Given problem
The records below are to be repeated in full, exactly as they are.

Entries with figure data
--------------------

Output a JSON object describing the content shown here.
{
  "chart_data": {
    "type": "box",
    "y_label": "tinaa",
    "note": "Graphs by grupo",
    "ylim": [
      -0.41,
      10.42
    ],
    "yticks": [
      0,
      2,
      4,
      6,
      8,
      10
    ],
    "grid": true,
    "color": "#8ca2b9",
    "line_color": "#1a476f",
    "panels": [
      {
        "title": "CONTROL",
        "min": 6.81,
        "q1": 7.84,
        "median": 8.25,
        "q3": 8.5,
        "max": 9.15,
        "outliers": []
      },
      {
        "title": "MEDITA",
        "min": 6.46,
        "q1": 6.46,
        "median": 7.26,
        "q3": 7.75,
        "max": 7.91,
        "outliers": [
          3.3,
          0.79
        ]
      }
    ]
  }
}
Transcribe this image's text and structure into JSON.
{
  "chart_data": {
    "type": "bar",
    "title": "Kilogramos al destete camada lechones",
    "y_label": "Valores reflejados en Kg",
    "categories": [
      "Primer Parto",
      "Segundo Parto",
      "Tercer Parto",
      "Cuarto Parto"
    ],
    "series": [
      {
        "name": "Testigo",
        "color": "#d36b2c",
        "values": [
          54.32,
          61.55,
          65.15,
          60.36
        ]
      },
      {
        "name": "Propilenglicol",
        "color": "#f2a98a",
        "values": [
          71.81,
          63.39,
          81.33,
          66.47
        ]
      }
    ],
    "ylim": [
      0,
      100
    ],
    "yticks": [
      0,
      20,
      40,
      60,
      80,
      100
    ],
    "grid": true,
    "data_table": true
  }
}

--------------------

Written reply
Output a JSON object describing the content shown here.
{
  "chart_data": {
    "type": "box",
    "y_label": "tinaa",
    "note": "Graphs by grupo",
    "ylim": [
      -0.41,
      10.42
    ],
    "yticks": [
      0,
      2,
      4,
      6,
      8,
      10
    ],
    "grid": true,
    "color": "#8ca2b9",
    "line_color": "#1a476f",
    "panels": [
      {
        "title": "CONTROL",
        "min": 6.81,
        "q1": 7.84,
        "median": 8.25,
        "q3": 8.5,
        "max": 9.15,
        "outliers": []
      },
      {
        "title": "MEDITA",
        "min": 6.46,
        "q1": 6.46,
        "median": 7.26,
        "q3": 7.75,
        "max": 7.91,
        "outliers": [
          3.3,
          0.79
        ]
      }
    ]
  }
}
Transcribe this image's text and structure into JSON.
{
  "chart_data": {
    "type": "bar",
    "title": "Kilogramos al destete camada lechones",
    "y_label": "Valores reflejados en Kg",
    "categories": [
      "Primer Parto",
      "Segundo Parto",
      "Tercer Parto",
      "Cuarto Parto"
    ],
    "series": [
      {
        "name": "Testigo",
        "color": "#d36b2c",
        "values": [
          54.32,
          61.55,
          65.15,
          60.36
        ]
      },
      {
        "name": "Propilenglicol",
        "color": "#f2a98a",
        "values": [
          71.81,
          63.39,
          81.33,
          66.47
        ]
      }
    ],
    "ylim": [
      0,
      100
    ],
    "yticks": [
      0,
      20,
      40,
      60,
      80,
      100
    ],
    "grid": true,
    "data_table": true
  }
}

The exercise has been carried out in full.